→ Extracted data entries
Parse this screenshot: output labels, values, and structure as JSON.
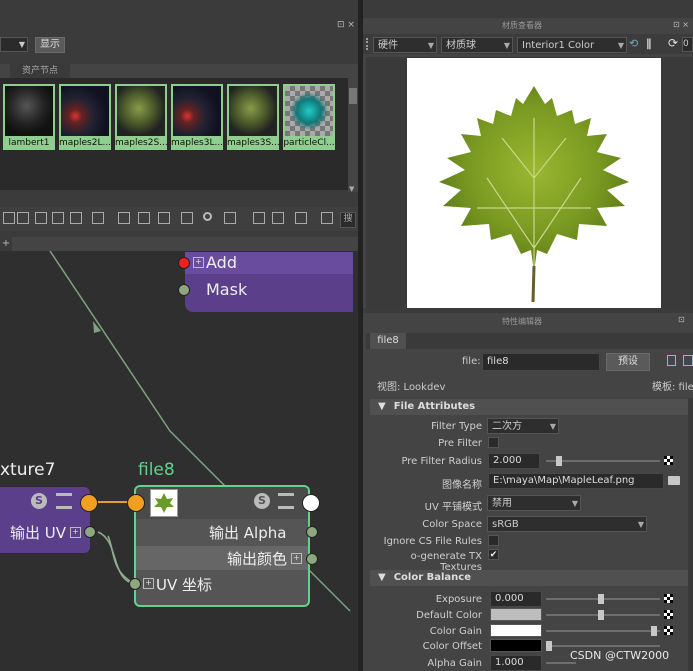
{
  "left_top": {
    "display_button": "显示",
    "asset_tab": "资产节点"
  },
  "swatches": [
    {
      "label": "lambert1",
      "icon": "sphere-dark"
    },
    {
      "label": "maples2L...",
      "icon": "sphere-red"
    },
    {
      "label": "maples2S...",
      "icon": "sphere-green"
    },
    {
      "label": "maples3L...",
      "icon": "sphere-red"
    },
    {
      "label": "maples3S...",
      "icon": "sphere-green"
    },
    {
      "label": "particleCl...",
      "icon": "checker-cyan"
    }
  ],
  "node_editor": {
    "search_stub": "搜",
    "add_node": {
      "ports": [
        "Add",
        "Mask"
      ]
    },
    "texture_node": {
      "title": "xture7",
      "output_uv": "输出 UV"
    },
    "file_node": {
      "title": "file8",
      "output_alpha": "输出 Alpha",
      "output_color": "输出颜色",
      "uv_coord": "UV 坐标"
    },
    "colors": {
      "accent": "#5fd48a",
      "purple": "#5b3f8a",
      "port_orange": "#f0a020"
    }
  },
  "material_viewer": {
    "title": "材质查看器",
    "renderer": "硬件",
    "shape": "材质球",
    "material": "Interior1 Color",
    "zoom_stub": "0"
  },
  "attribute_editor": {
    "title": "特性编辑器",
    "tab": "file8",
    "file_label": "file:",
    "file_value": "file8",
    "preset_button": "预设",
    "view_label": "视图: Lookdev",
    "template_label": "模板: file",
    "sections": {
      "file_attributes": "File Attributes",
      "color_balance": "Color Balance"
    },
    "rows": {
      "filter_type": {
        "label": "Filter Type",
        "value": "二次方"
      },
      "pre_filter": {
        "label": "Pre Filter"
      },
      "pre_filter_radius": {
        "label": "Pre Filter Radius",
        "value": "2.000"
      },
      "image_name": {
        "label": "图像名称",
        "value": "E:\\maya\\Map\\MapleLeaf.png"
      },
      "uv_tiling": {
        "label": "UV 平铺模式",
        "value": "禁用"
      },
      "color_space": {
        "label": "Color Space",
        "value": "sRGB"
      },
      "ignore_cs": {
        "label": "Ignore CS File Rules"
      },
      "gen_tx": {
        "label": "o-generate TX Textures"
      },
      "exposure": {
        "label": "Exposure",
        "value": "0.000"
      },
      "default_color": {
        "label": "Default Color"
      },
      "color_gain": {
        "label": "Color Gain"
      },
      "color_offset": {
        "label": "Color Offset"
      },
      "alpha_gain": {
        "label": "Alpha Gain",
        "value": "1.000"
      }
    }
  },
  "watermark": "CSDN @CTW2000"
}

→ Exercise
Print each record exactly as it stands, leaving the images out.

→ Written response
Parse this screenshot: output labels, values, and structure as JSON.
{
  "left_top": {
    "display_button": "显示",
    "asset_tab": "资产节点"
  },
  "swatches": [
    {
      "label": "lambert1",
      "icon": "sphere-dark"
    },
    {
      "label": "maples2L...",
      "icon": "sphere-red"
    },
    {
      "label": "maples2S...",
      "icon": "sphere-green"
    },
    {
      "label": "maples3L...",
      "icon": "sphere-red"
    },
    {
      "label": "maples3S...",
      "icon": "sphere-green"
    },
    {
      "label": "particleCl...",
      "icon": "checker-cyan"
    }
  ],
  "node_editor": {
    "search_stub": "搜",
    "add_node": {
      "ports": [
        "Add",
        "Mask"
      ]
    },
    "texture_node": {
      "title": "xture7",
      "output_uv": "输出 UV"
    },
    "file_node": {
      "title": "file8",
      "output_alpha": "输出 Alpha",
      "output_color": "输出颜色",
      "uv_coord": "UV 坐标"
    },
    "colors": {
      "accent": "#5fd48a",
      "purple": "#5b3f8a",
      "port_orange": "#f0a020"
    }
  },
  "material_viewer": {
    "title": "材质查看器",
    "renderer": "硬件",
    "shape": "材质球",
    "material": "Interior1 Color",
    "zoom_stub": "0"
  },
  "attribute_editor": {
    "title": "特性编辑器",
    "tab": "file8",
    "file_label": "file:",
    "file_value": "file8",
    "preset_button": "预设",
    "view_label": "视图: Lookdev",
    "template_label": "模板: file",
    "sections": {
      "file_attributes": "File Attributes",
      "color_balance": "Color Balance"
    },
    "rows": {
      "filter_type": {
        "label": "Filter Type",
        "value": "二次方"
      },
      "pre_filter": {
        "label": "Pre Filter"
      },
      "pre_filter_radius": {
        "label": "Pre Filter Radius",
        "value": "2.000"
      },
      "image_name": {
        "label": "图像名称",
        "value": "E:\\maya\\Map\\MapleLeaf.png"
      },
      "uv_tiling": {
        "label": "UV 平铺模式",
        "value": "禁用"
      },
      "color_space": {
        "label": "Color Space",
        "value": "sRGB"
      },
      "ignore_cs": {
        "label": "Ignore CS File Rules"
      },
      "gen_tx": {
        "label": "o-generate TX Textures"
      },
      "exposure": {
        "label": "Exposure",
        "value": "0.000"
      },
      "default_color": {
        "label": "Default Color"
      },
      "color_gain": {
        "label": "Color Gain"
      },
      "color_offset": {
        "label": "Color Offset"
      },
      "alpha_gain": {
        "label": "Alpha Gain",
        "value": "1.000"
      }
    }
  },
  "watermark": "CSDN @CTW2000"
}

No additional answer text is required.